What you are asked to do
Rewrite the rows below, swapping every "trVariance" for "tailVariance" and keeping everything else the same.

Data for this exercise

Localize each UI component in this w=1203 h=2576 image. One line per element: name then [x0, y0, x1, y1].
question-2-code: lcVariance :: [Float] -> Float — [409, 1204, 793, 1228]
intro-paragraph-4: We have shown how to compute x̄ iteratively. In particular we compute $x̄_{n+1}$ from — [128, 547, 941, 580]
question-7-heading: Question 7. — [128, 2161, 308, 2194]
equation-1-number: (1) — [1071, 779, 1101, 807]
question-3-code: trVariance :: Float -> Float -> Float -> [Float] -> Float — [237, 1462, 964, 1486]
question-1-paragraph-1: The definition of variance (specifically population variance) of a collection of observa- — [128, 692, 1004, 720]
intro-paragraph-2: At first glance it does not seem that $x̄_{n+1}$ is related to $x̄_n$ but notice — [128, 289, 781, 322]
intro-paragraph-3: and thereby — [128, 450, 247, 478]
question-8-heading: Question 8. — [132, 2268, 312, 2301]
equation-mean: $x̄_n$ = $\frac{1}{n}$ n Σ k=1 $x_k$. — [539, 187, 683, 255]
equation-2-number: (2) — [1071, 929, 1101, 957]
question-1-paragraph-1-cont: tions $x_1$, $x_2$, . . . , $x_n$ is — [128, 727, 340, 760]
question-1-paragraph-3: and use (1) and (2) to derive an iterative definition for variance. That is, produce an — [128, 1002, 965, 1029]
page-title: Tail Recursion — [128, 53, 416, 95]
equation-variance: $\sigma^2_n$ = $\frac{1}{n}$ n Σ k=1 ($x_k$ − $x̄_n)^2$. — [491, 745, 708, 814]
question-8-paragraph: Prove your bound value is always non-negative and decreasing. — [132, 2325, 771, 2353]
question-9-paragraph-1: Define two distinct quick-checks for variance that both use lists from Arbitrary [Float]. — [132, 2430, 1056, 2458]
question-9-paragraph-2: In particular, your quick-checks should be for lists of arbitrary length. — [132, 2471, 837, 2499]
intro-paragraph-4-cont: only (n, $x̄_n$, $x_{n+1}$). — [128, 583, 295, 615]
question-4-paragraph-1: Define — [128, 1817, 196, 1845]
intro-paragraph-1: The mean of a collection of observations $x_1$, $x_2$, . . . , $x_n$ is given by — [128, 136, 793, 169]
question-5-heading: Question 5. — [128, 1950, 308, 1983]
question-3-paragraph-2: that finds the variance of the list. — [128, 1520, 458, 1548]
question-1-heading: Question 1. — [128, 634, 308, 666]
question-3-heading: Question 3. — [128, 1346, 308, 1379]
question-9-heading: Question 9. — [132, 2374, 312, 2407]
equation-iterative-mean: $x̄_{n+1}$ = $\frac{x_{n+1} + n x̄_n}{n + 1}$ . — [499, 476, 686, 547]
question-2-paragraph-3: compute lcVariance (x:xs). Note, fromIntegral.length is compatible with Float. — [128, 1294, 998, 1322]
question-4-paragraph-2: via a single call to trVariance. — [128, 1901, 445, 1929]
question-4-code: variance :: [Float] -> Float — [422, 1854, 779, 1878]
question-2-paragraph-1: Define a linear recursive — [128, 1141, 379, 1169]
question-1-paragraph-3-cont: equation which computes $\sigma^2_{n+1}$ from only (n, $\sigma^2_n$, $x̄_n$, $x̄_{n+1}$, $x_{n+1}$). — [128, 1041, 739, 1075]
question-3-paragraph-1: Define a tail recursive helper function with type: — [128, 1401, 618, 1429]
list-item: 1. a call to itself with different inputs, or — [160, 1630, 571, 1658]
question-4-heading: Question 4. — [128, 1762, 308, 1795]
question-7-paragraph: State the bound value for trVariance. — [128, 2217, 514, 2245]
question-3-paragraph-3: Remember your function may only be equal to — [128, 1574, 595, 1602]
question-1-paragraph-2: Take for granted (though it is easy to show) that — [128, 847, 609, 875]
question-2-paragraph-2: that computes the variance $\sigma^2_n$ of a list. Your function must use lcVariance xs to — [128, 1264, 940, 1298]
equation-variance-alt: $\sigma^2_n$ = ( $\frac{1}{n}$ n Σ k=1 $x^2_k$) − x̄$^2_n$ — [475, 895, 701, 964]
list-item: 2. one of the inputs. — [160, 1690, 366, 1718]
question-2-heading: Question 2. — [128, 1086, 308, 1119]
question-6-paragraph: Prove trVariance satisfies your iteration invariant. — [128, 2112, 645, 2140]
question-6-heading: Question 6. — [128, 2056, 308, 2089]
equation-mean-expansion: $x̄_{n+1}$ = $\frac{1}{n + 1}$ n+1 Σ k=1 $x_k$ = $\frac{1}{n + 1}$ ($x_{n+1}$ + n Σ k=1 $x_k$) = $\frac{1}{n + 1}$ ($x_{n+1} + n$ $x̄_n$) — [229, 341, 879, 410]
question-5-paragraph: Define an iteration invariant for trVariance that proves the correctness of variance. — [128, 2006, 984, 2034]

Solution to the exercise
Localize each UI component in this w=1203 h=2576 image. One line per element: name then [x0, y0, x1, y1].
question-2-code: lcVariance :: [Float] -> Float — [409, 1204, 793, 1228]
intro-paragraph-4: We have shown how to compute x̄ iteratively. In particular we compute $x̄_{n+1}$ from — [128, 547, 941, 580]
question-7-heading: Question 7. — [128, 2161, 308, 2194]
equation-1-number: (1) — [1071, 779, 1101, 807]
question-3-code: tailVariance :: Float -> Float -> Float -> [Float] -> Float — [237, 1462, 964, 1486]
question-1-paragraph-1: The definition of variance (specifically population variance) of a collection of observa- — [128, 692, 1004, 720]
intro-paragraph-2: At first glance it does not seem that $x̄_{n+1}$ is related to $x̄_n$ but notice — [128, 289, 781, 322]
intro-paragraph-3: and thereby — [128, 450, 247, 478]
question-8-heading: Question 8. — [132, 2268, 312, 2301]
equation-mean: $x̄_n$ = $\frac{1}{n}$ n Σ k=1 $x_k$. — [539, 187, 683, 255]
equation-2-number: (2) — [1071, 929, 1101, 957]
question-1-paragraph-1-cont: tions $x_1$, $x_2$, . . . , $x_n$ is — [128, 727, 340, 760]
question-1-paragraph-3: and use (1) and (2) to derive an iterative definition for variance. That is, produce an — [128, 1002, 965, 1029]
page-title: Tail Recursion — [128, 53, 416, 95]
equation-variance: $\sigma^2_n$ = $\frac{1}{n}$ n Σ k=1 ($x_k$ − $x̄_n)^2$. — [491, 745, 708, 814]
question-8-paragraph: Prove your bound value is always non-negative and decreasing. — [132, 2325, 771, 2353]
question-9-paragraph-1: Define two distinct quick-checks for variance that both use lists from Arbitrary [Float]. — [132, 2430, 1056, 2458]
question-9-paragraph-2: In particular, your quick-checks should be for lists of arbitrary length. — [132, 2471, 837, 2499]
intro-paragraph-4-cont: only (n, $x̄_n$, $x_{n+1}$). — [128, 583, 295, 615]
question-4-paragraph-1: Define — [128, 1817, 196, 1845]
intro-paragraph-1: The mean of a collection of observations $x_1$, $x_2$, . . . , $x_n$ is given by — [128, 136, 793, 169]
question-5-heading: Question 5. — [128, 1950, 308, 1983]
question-3-paragraph-2: that finds the variance of the list. — [128, 1520, 458, 1548]
question-1-heading: Question 1. — [128, 634, 308, 666]
question-3-heading: Question 3. — [128, 1346, 308, 1379]
question-9-heading: Question 9. — [132, 2374, 312, 2407]
equation-iterative-mean: $x̄_{n+1}$ = $\frac{x_{n+1} + n x̄_n}{n + 1}$ . — [499, 476, 686, 547]
question-2-paragraph-3: compute lcVariance (x:xs). Note, fromIntegral.length is compatible with Float. — [128, 1294, 998, 1322]
question-4-paragraph-2: via a single call to tailVariance. — [128, 1901, 445, 1929]
question-4-code: variance :: [Float] -> Float — [422, 1854, 779, 1878]
question-2-paragraph-1: Define a linear recursive — [128, 1141, 379, 1169]
question-1-paragraph-3-cont: equation which computes $\sigma^2_{n+1}$ from only (n, $\sigma^2_n$, $x̄_n$, $x̄_{n+1}$, $x_{n+1}$). — [128, 1041, 739, 1075]
question-3-paragraph-1: Define a tail recursive helper function with type: — [128, 1401, 618, 1429]
list-item: 1. a call to itself with different inputs, or — [160, 1630, 571, 1658]
question-4-heading: Question 4. — [128, 1762, 308, 1795]
question-7-paragraph: State the bound value for tailVariance. — [128, 2217, 514, 2245]
question-3-paragraph-3: Remember your function may only be equal to — [128, 1574, 595, 1602]
question-1-paragraph-2: Take for granted (though it is easy to show) that — [128, 847, 609, 875]
question-2-paragraph-2: that computes the variance $\sigma^2_n$ of a list. Your function must use lcVariance xs to — [128, 1264, 940, 1298]
equation-variance-alt: $\sigma^2_n$ = ( $\frac{1}{n}$ n Σ k=1 $x^2_k$) − x̄$^2_n$ — [475, 895, 701, 964]
list-item: 2. one of the inputs. — [160, 1690, 366, 1718]
question-2-heading: Question 2. — [128, 1086, 308, 1119]
question-6-paragraph: Prove tailVariance satisfies your iteration invariant. — [128, 2112, 645, 2140]
question-6-heading: Question 6. — [128, 2056, 308, 2089]
equation-mean-expansion: $x̄_{n+1}$ = $\frac{1}{n + 1}$ n+1 Σ k=1 $x_k$ = $\frac{1}{n + 1}$ ($x_{n+1}$ + n Σ k=1 $x_k$) = $\frac{1}{n + 1}$ ($x_{n+1} + n$ $x̄_n$) — [229, 341, 879, 410]
question-5-paragraph: Define an iteration invariant for tailVariance that proves the correctness of variance. — [128, 2006, 984, 2034]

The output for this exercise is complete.